_TASK TO CARRY OUT_
Rewrite the records below, replacing every occurrence of "Patent image size" with "Figure dimensions" and leaving every other character as it is. Omit the pictures from your answer.

Stored data:
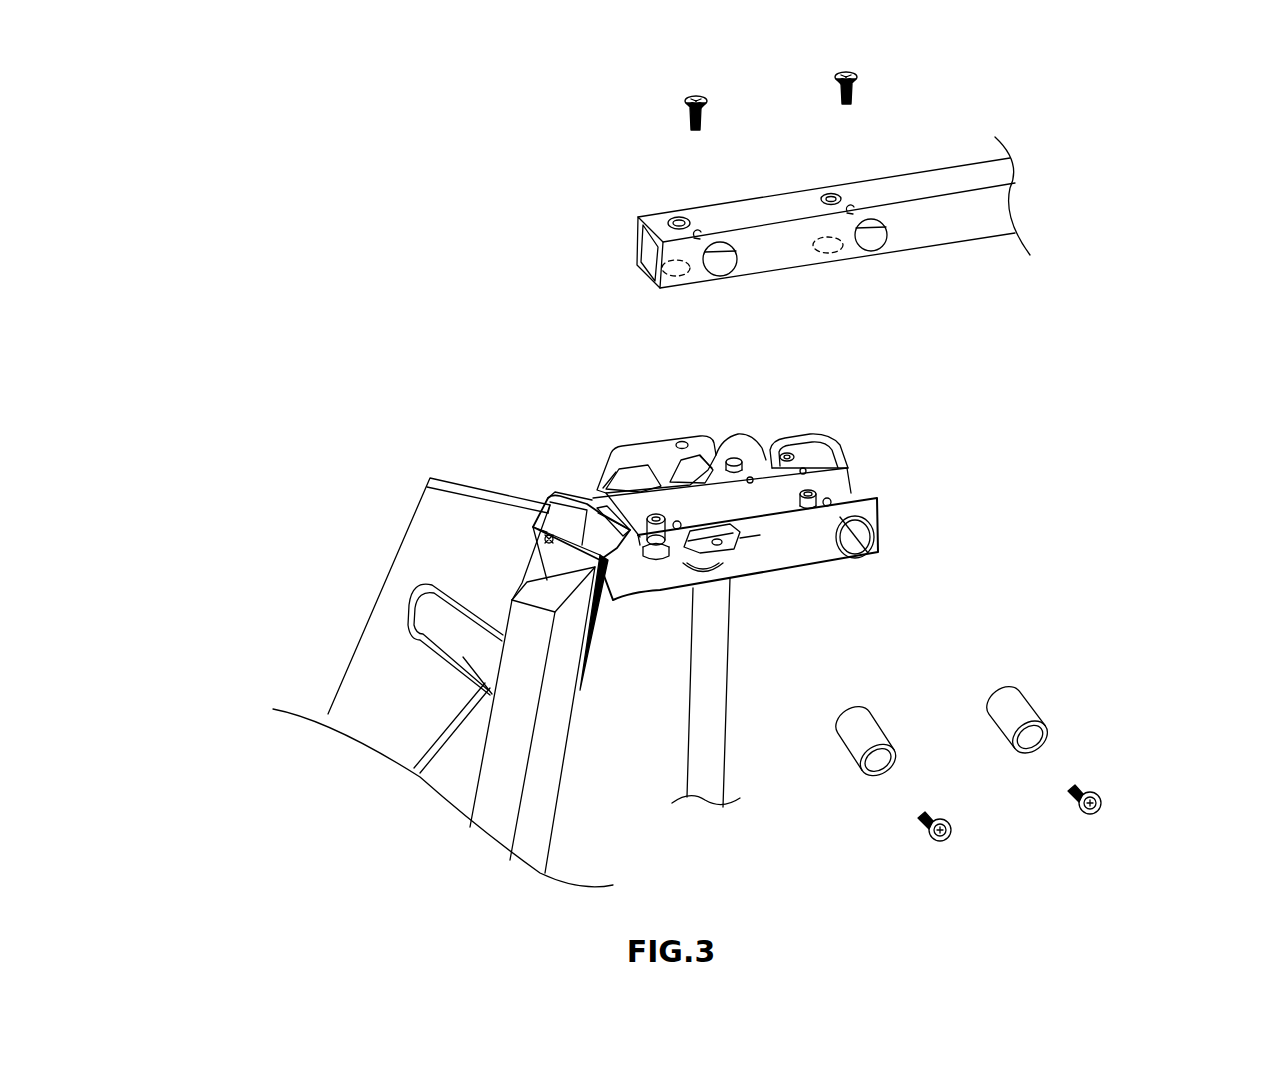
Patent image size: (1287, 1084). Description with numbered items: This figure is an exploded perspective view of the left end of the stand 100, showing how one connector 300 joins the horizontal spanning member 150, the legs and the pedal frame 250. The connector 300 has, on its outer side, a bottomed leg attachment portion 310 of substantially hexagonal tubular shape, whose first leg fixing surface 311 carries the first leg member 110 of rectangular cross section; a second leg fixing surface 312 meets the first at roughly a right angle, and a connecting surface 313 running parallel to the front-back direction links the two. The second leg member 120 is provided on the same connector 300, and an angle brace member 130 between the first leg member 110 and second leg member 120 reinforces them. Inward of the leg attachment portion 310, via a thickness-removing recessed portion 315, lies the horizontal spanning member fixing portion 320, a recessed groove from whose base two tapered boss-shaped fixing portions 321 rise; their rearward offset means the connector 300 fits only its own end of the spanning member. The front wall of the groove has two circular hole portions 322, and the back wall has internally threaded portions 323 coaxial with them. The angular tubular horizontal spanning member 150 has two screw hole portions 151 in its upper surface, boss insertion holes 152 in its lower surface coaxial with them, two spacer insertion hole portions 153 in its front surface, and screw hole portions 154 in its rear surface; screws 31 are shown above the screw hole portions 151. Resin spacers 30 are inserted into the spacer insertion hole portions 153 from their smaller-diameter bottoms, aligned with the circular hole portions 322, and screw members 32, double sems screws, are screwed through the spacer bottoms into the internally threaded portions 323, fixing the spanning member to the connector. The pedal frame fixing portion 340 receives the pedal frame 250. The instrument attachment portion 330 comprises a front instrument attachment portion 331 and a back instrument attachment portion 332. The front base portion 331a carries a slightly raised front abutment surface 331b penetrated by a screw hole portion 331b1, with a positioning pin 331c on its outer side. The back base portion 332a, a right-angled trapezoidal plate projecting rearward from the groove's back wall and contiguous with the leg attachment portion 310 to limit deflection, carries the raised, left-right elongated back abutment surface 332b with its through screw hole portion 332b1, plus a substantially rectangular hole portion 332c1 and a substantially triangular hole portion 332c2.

The stand 100 is at (240, 260).
The first leg member 110 is at (502, 793).
The second leg member 120 is at (378, 593).
The angle brace member 130 is at (492, 652).
The horizontal spanning member 150 is at (909, 174).
The screw hole portion 151 is at (667, 215).
The boss insertion hole 152 is at (660, 262).
The spacer insertion hole portion 153 is at (725, 242).
The screw hole portion 154 is at (696, 230).
The pedal frame 250 is at (703, 748).
The connector 300 is at (711, 552).
The leg attachment portion 310 is at (460, 518).
The first leg fixing surface 311 is at (603, 617).
The second leg fixing surface 312 is at (528, 512).
The connecting surface 313 is at (537, 538).
The thickness-removing recessed portion 315 is at (603, 510).
The horizontal spanning member fixing portion 320 is at (897, 590).
The boss-shaped fixing portion 321 is at (832, 442).
The circular hole portion 322 is at (877, 553).
The internally threaded portion 323 is at (843, 495).
The instrument attachment portion 330 is at (683, 515).
The front instrument attachment portion 331 is at (589, 727).
The front base portion 331a is at (730, 558).
The front abutment surface 331b is at (717, 545).
The screw hole portion 331b1 is at (727, 570).
The positioning pin 331c is at (508, 582).
The back instrument attachment portion 332 is at (550, 333).
The back base portion 332a is at (603, 478).
The back abutment surface 332b is at (657, 448).
The screw hole portion 332b1 is at (688, 436).
The substantially rectangular hole portion 332c1 is at (713, 440).
The substantially triangular hole portion 332c2 is at (627, 480).
The pedal frame fixing portion 340 is at (887, 374).
The spacer 30 is at (863, 733).
The screw 31 is at (683, 102).
The screw member 32 is at (948, 835).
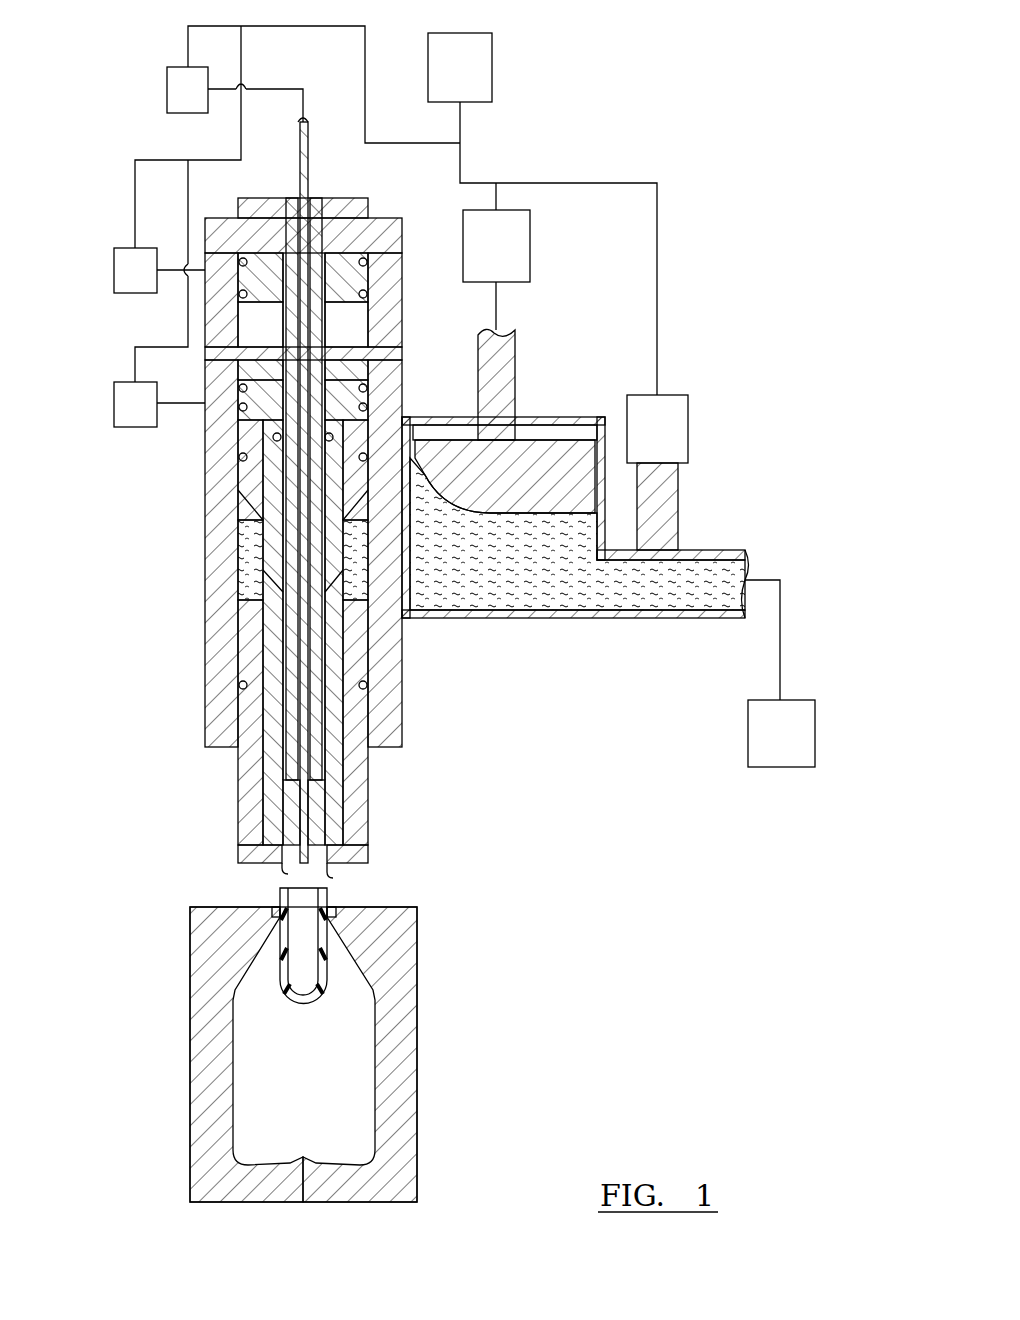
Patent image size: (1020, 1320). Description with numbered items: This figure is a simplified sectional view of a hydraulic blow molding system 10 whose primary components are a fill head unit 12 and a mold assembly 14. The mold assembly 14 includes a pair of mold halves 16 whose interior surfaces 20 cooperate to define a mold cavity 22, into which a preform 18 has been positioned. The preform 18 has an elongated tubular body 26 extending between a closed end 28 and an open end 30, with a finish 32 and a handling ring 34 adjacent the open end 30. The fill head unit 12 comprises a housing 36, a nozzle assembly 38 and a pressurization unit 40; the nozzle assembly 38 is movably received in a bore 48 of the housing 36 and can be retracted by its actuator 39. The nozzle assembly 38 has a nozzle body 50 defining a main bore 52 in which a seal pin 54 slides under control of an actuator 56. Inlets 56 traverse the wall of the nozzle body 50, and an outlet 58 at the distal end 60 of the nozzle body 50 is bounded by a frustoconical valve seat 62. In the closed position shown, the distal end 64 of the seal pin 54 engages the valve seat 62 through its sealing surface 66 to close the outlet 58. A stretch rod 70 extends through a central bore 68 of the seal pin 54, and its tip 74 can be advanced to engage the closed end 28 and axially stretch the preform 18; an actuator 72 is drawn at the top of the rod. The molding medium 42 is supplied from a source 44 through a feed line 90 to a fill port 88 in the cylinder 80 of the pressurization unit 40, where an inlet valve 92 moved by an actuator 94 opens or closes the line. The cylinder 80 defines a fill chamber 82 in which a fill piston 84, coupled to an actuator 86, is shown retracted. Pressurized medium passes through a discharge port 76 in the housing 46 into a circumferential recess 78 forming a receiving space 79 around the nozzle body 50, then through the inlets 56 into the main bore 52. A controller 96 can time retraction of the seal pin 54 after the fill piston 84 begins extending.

The molding system 10 is at (707, 104).
The fill head unit 12 is at (492, 737).
The mold assembly 14 is at (303, 1054).
The mold halves 16 is at (205, 1118).
The preform 18 is at (272, 975).
The interior surfaces 20 is at (370, 1025).
The mold cavity 22 is at (270, 1068).
The tubular body 26 is at (330, 945).
The closed end 28 is at (270, 1010).
The open end 30 is at (330, 905).
The finish 32 is at (290, 900).
The handling ring 34 is at (285, 915).
The housing 36 is at (405, 733).
The nozzle assembly 38 is at (383, 776).
The actuator 39 is at (136, 403).
The pressurization unit 40 is at (531, 655).
The molding medium 42 is at (500, 575).
The source 44 is at (780, 740).
The housing 46 is at (225, 487).
The bore 48 is at (247, 520).
The nozzle body 50 is at (258, 657).
The main bore 52 is at (270, 732).
The seal pin 54 is at (285, 793).
The actuator 56 is at (136, 270).
The outlet 58 is at (290, 870).
The distal end 60 is at (245, 838).
The valve seat 62 is at (320, 812).
The distal end 64 is at (250, 828).
The sealing surface 66 is at (325, 840).
The central bore 68 is at (313, 712).
The stretch rod 70 is at (272, 762).
The stem actuator 72 is at (190, 93).
The tip 74 is at (305, 878).
The discharge port 76 is at (383, 594).
The circumferential recess 78 is at (255, 565).
The receiving space 79 is at (255, 587).
The cylinder 80 is at (588, 455).
The fill chamber 82 is at (526, 540).
The fill piston 84 is at (483, 490).
The actuator 86 is at (500, 248).
The fill port 88 is at (600, 585).
The feed line 90 is at (735, 556).
The inlet valve 92 is at (665, 525).
The actuator 94 is at (660, 435).
The controller 96 is at (470, 68).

_THE COMPLETED TASK_
Figure dimensions: (1287, 1084). Description with numbered items: This figure is an exploded perspective view of the left end of the stand 100, showing how one connector 300 joins the horizontal spanning member 150, the legs and the pedal frame 250. The connector 300 has, on its outer side, a bottomed leg attachment portion 310 of substantially hexagonal tubular shape, whose first leg fixing surface 311 carries the first leg member 110 of rectangular cross section; a second leg fixing surface 312 meets the first at roughly a right angle, and a connecting surface 313 running parallel to the front-back direction links the two. The second leg member 120 is provided on the same connector 300, and an angle brace member 130 between the first leg member 110 and second leg member 120 reinforces them. Inward of the leg attachment portion 310, via a thickness-removing recessed portion 315, lies the horizontal spanning member fixing portion 320, a recessed groove from whose base two tapered boss-shaped fixing portions 321 rise; their rearward offset means the connector 300 fits only its own end of the spanning member. The front wall of the groove has two circular hole portions 322, and the back wall has internally threaded portions 323 coaxial with them. The angular tubular horizontal spanning member 150 has two screw hole portions 151 in its upper surface, boss insertion holes 152 in its lower surface coaxial with them, two spacer insertion hole portions 153 in its front surface, and screw hole portions 154 in its rear surface; screws 31 are shown above the screw hole portions 151. Resin spacers 30 are inserted into the spacer insertion hole portions 153 from their smaller-diameter bottoms, aligned with the circular hole portions 322, and screw members 32, double sems screws, are screwed through the spacer bottoms into the internally threaded portions 323, fixing the spanning member to the connector. The pedal frame fixing portion 340 receives the pedal frame 250. The instrument attachment portion 330 comprises a front instrument attachment portion 331 and a back instrument attachment portion 332. The front base portion 331a carries a slightly raised front abutment surface 331b penetrated by a screw hole portion 331b1, with a positioning pin 331c on its outer side. The back base portion 332a, a right-angled trapezoidal plate projecting rearward from the groove's back wall and contiguous with the leg attachment portion 310 to limit deflection, carries the raised, left-right elongated back abutment surface 332b with its through screw hole portion 332b1, plus a substantially rectangular hole portion 332c1 and a substantially triangular hole portion 332c2.

The stand 100 is at (240, 260).
The first leg member 110 is at (502, 793).
The second leg member 120 is at (378, 593).
The angle brace member 130 is at (492, 652).
The horizontal spanning member 150 is at (909, 174).
The screw hole portion 151 is at (667, 215).
The boss insertion hole 152 is at (660, 262).
The spacer insertion hole portion 153 is at (725, 242).
The screw hole portion 154 is at (696, 230).
The pedal frame 250 is at (703, 748).
The connector 300 is at (711, 552).
The leg attachment portion 310 is at (460, 518).
The first leg fixing surface 311 is at (603, 617).
The second leg fixing surface 312 is at (528, 512).
The connecting surface 313 is at (537, 538).
The thickness-removing recessed portion 315 is at (603, 510).
The horizontal spanning member fixing portion 320 is at (897, 590).
The boss-shaped fixing portion 321 is at (832, 442).
The circular hole portion 322 is at (877, 553).
The internally threaded portion 323 is at (843, 495).
The instrument attachment portion 330 is at (683, 515).
The front instrument attachment portion 331 is at (589, 727).
The front base portion 331a is at (730, 558).
The front abutment surface 331b is at (717, 545).
The screw hole portion 331b1 is at (727, 570).
The positioning pin 331c is at (508, 582).
The back instrument attachment portion 332 is at (550, 333).
The back base portion 332a is at (603, 478).
The back abutment surface 332b is at (657, 448).
The screw hole portion 332b1 is at (688, 436).
The substantially rectangular hole portion 332c1 is at (713, 440).
The substantially triangular hole portion 332c2 is at (627, 480).
The pedal frame fixing portion 340 is at (887, 374).
The spacer 30 is at (863, 733).
The screw 31 is at (683, 102).
The screw member 32 is at (948, 835).
Figure dimensions: (1020, 1320). Description with numbered items: This figure is a simplified sectional view of a hydraulic blow molding system 10 whose primary components are a fill head unit 12 and a mold assembly 14. The mold assembly 14 includes a pair of mold halves 16 whose interior surfaces 20 cooperate to define a mold cavity 22, into which a preform 18 has been positioned. The preform 18 has an elongated tubular body 26 extending between a closed end 28 and an open end 30, with a finish 32 and a handling ring 34 adjacent the open end 30. The fill head unit 12 comprises a housing 36, a nozzle assembly 38 and a pressurization unit 40; the nozzle assembly 38 is movably received in a bore 48 of the housing 36 and can be retracted by its actuator 39. The nozzle assembly 38 has a nozzle body 50 defining a main bore 52 in which a seal pin 54 slides under control of an actuator 56. Inlets 56 traverse the wall of the nozzle body 50, and an outlet 58 at the distal end 60 of the nozzle body 50 is bounded by a frustoconical valve seat 62. In the closed position shown, the distal end 64 of the seal pin 54 engages the valve seat 62 through its sealing surface 66 to close the outlet 58. A stretch rod 70 extends through a central bore 68 of the seal pin 54, and its tip 74 can be advanced to engage the closed end 28 and axially stretch the preform 18; an actuator 72 is drawn at the top of the rod. The molding medium 42 is supplied from a source 44 through a feed line 90 to a fill port 88 in the cylinder 80 of the pressurization unit 40, where an inlet valve 92 moved by an actuator 94 opens or closes the line. The cylinder 80 defines a fill chamber 82 in which a fill piston 84, coupled to an actuator 86, is shown retracted. Pressurized medium passes through a discharge port 76 in the housing 46 into a circumferential recess 78 forming a receiving space 79 around the nozzle body 50, then through the inlets 56 into the main bore 52. A controller 96 can time retraction of the seal pin 54 after the fill piston 84 begins extending.

The molding system 10 is at (707, 104).
The fill head unit 12 is at (492, 737).
The mold assembly 14 is at (303, 1054).
The mold halves 16 is at (205, 1118).
The preform 18 is at (272, 975).
The interior surfaces 20 is at (370, 1025).
The mold cavity 22 is at (270, 1068).
The tubular body 26 is at (330, 945).
The closed end 28 is at (270, 1010).
The open end 30 is at (330, 905).
The finish 32 is at (290, 900).
The handling ring 34 is at (285, 915).
The housing 36 is at (405, 733).
The nozzle assembly 38 is at (383, 776).
The actuator 39 is at (136, 403).
The pressurization unit 40 is at (531, 655).
The molding medium 42 is at (500, 575).
The source 44 is at (780, 740).
The housing 46 is at (225, 487).
The bore 48 is at (247, 520).
The nozzle body 50 is at (258, 657).
The main bore 52 is at (270, 732).
The seal pin 54 is at (285, 793).
The actuator 56 is at (136, 270).
The outlet 58 is at (290, 870).
The distal end 60 is at (245, 838).
The valve seat 62 is at (320, 812).
The distal end 64 is at (250, 828).
The sealing surface 66 is at (325, 840).
The central bore 68 is at (313, 712).
The stretch rod 70 is at (272, 762).
The stem actuator 72 is at (190, 93).
The tip 74 is at (305, 878).
The discharge port 76 is at (383, 594).
The circumferential recess 78 is at (255, 565).
The receiving space 79 is at (255, 587).
The cylinder 80 is at (588, 455).
The fill chamber 82 is at (526, 540).
The fill piston 84 is at (483, 490).
The actuator 86 is at (500, 248).
The fill port 88 is at (600, 585).
The feed line 90 is at (735, 556).
The inlet valve 92 is at (665, 525).
The actuator 94 is at (660, 435).
The controller 96 is at (470, 68).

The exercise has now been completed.